▶ [PROBLEM DESCRIPTION]: Go through the material and write it all out exactly, minus the pictures.

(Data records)
****************************************
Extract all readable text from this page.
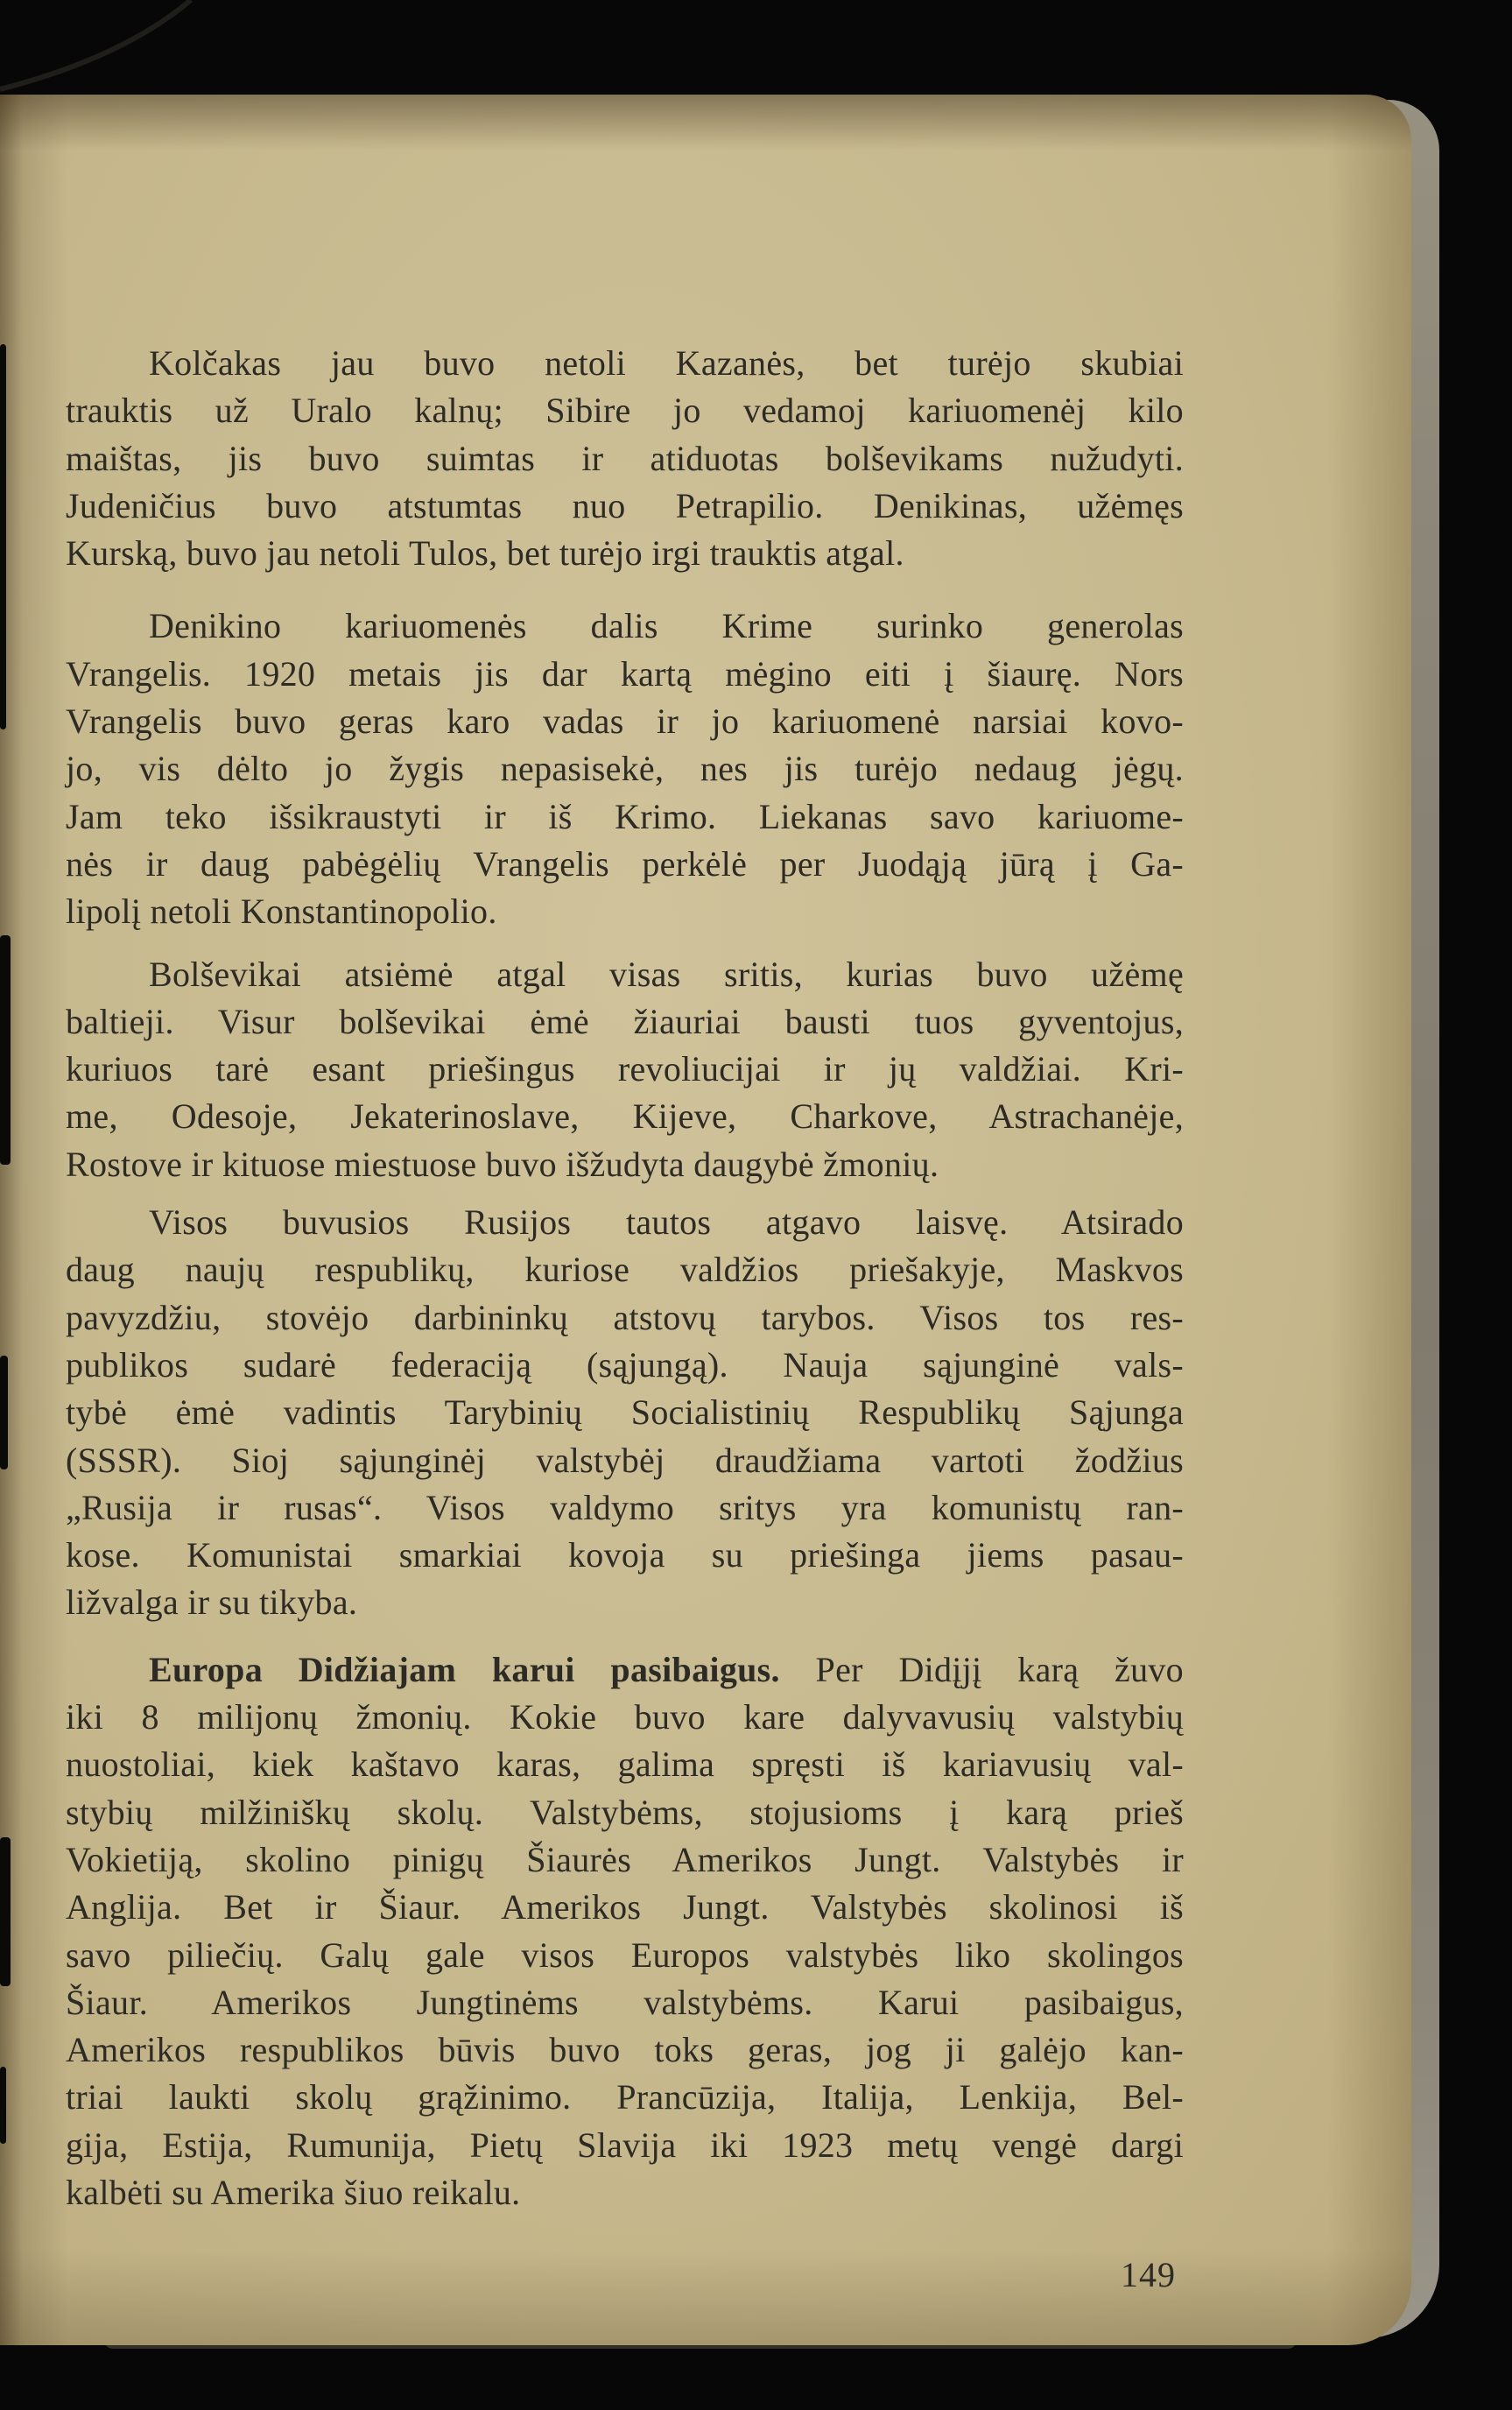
Kolčakas jau buvo netoli Kazanės, bet turėjo skubiai
trauktis už Uralo kalnų; Sibire jo vedamoj kariuomenėj kilo
maištas, jis buvo suimtas ir atiduotas bolševikams nužudyti.
Judeničius buvo atstumtas nuo Petrapilio. Denikinas, užėmęs
Kurską, buvo jau netoli Tulos, bet turėjo irgi trauktis atgal.
Denikino kariuomenės dalis Krime surinko generolas
Vrangelis. 1920 metais jis dar kartą mėgino eiti į šiaurę. Nors
Vrangelis buvo geras karo vadas ir jo kariuomenė narsiai kovo-
jo, vis dėlto jo žygis nepasisekė, nes jis turėjo nedaug jėgų.
Jam teko išsikraustyti ir iš Krimo. Liekanas savo kariuome-
nės ir daug pabėgėlių Vrangelis perkėlė per Juodąją jūrą į Ga-
lipolį netoli Konstantinopolio.
Bolševikai atsiėmė atgal visas sritis, kurias buvo užėmę
baltieji. Visur bolševikai ėmė žiauriai bausti tuos gyventojus,
kuriuos tarė esant priešingus revoliucijai ir jų valdžiai. Kri-
me, Odesoje, Jekaterinoslave, Kijeve, Charkove, Astrachanėje,
Rostove ir kituose miestuose buvo išžudyta daugybė žmonių.
Visos buvusios Rusijos tautos atgavo laisvę. Atsirado
daug naujų respublikų, kuriose valdžios priešakyje, Maskvos
pavyzdžiu, stovėjo darbininkų atstovų tarybos. Visos tos res-
publikos sudarė federaciją (sąjungą). Nauja sąjunginė vals-
tybė ėmė vadintis Tarybinių Socialistinių Respublikų Sąjunga
(SSSR). Sioj sąjunginėj valstybėj draudžiama vartoti žodžius
„Rusija ir rusas“. Visos valdymo sritys yra komunistų ran-
kose. Komunistai smarkiai kovoja su priešinga jiems pasau-
ližvalga ir su tikyba.
Europa Didžiajam karui pasibaigus. Per Didįjį karą žuvo
iki 8 milijonų žmonių. Kokie buvo kare dalyvavusių valstybių
nuostoliai, kiek kaštavo karas, galima spręsti iš kariavusių val-
stybių milžiniškų skolų. Valstybėms, stojusioms į karą prieš
Vokietiją, skolino pinigų Šiaurės Amerikos Jungt. Valstybės ir
Anglija. Bet ir Šiaur. Amerikos Jungt. Valstybės skolinosi iš
savo piliečių. Galų gale visos Europos valstybės liko skolingos
Šiaur. Amerikos Jungtinėms valstybėms. Karui pasibaigus,
Amerikos respublikos būvis buvo toks geras, jog ji galėjo kan-
triai laukti skolų grąžinimo. Prancūzija, Italija, Lenkija, Bel-
gija, Estija, Rumunija, Pietų Slavija iki 1923 metų vengė dargi
kalbėti su Amerika šiuo reikalu.
149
****************************************
▶ [FINAL RESULT]:
Extract all readable text from this page.
Kolčakas jau buvo netoli Kazanės, bet turėjo skubiai
trauktis už Uralo kalnų; Sibire jo vedamoj kariuomenėj kilo
maištas, jis buvo suimtas ir atiduotas bolševikams nužudyti.
Judeničius buvo atstumtas nuo Petrapilio. Denikinas, užėmęs
Kurską, buvo jau netoli Tulos, bet turėjo irgi trauktis atgal.
Denikino kariuomenės dalis Krime surinko generolas
Vrangelis. 1920 metais jis dar kartą mėgino eiti į šiaurę. Nors
Vrangelis buvo geras karo vadas ir jo kariuomenė narsiai kovo-
jo, vis dėlto jo žygis nepasisekė, nes jis turėjo nedaug jėgų.
Jam teko išsikraustyti ir iš Krimo. Liekanas savo kariuome-
nės ir daug pabėgėlių Vrangelis perkėlė per Juodąją jūrą į Ga-
lipolį netoli Konstantinopolio.
Bolševikai atsiėmė atgal visas sritis, kurias buvo užėmę
baltieji. Visur bolševikai ėmė žiauriai bausti tuos gyventojus,
kuriuos tarė esant priešingus revoliucijai ir jų valdžiai. Kri-
me, Odesoje, Jekaterinoslave, Kijeve, Charkove, Astrachanėje,
Rostove ir kituose miestuose buvo išžudyta daugybė žmonių.
Visos buvusios Rusijos tautos atgavo laisvę. Atsirado
daug naujų respublikų, kuriose valdžios priešakyje, Maskvos
pavyzdžiu, stovėjo darbininkų atstovų tarybos. Visos tos res-
publikos sudarė federaciją (sąjungą). Nauja sąjunginė vals-
tybė ėmė vadintis Tarybinių Socialistinių Respublikų Sąjunga
(SSSR). Sioj sąjunginėj valstybėj draudžiama vartoti žodžius
„Rusija ir rusas“. Visos valdymo sritys yra komunistų ran-
kose. Komunistai smarkiai kovoja su priešinga jiems pasau-
ližvalga ir su tikyba.
Europa Didžiajam karui pasibaigus. Per Didįjį karą žuvo
iki 8 milijonų žmonių. Kokie buvo kare dalyvavusių valstybių
nuostoliai, kiek kaštavo karas, galima spręsti iš kariavusių val-
stybių milžiniškų skolų. Valstybėms, stojusioms į karą prieš
Vokietiją, skolino pinigų Šiaurės Amerikos Jungt. Valstybės ir
Anglija. Bet ir Šiaur. Amerikos Jungt. Valstybės skolinosi iš
savo piliečių. Galų gale visos Europos valstybės liko skolingos
Šiaur. Amerikos Jungtinėms valstybėms. Karui pasibaigus,
Amerikos respublikos būvis buvo toks geras, jog ji galėjo kan-
triai laukti skolų grąžinimo. Prancūzija, Italija, Lenkija, Bel-
gija, Estija, Rumunija, Pietų Slavija iki 1923 metų vengė dargi
kalbėti su Amerika šiuo reikalu.
149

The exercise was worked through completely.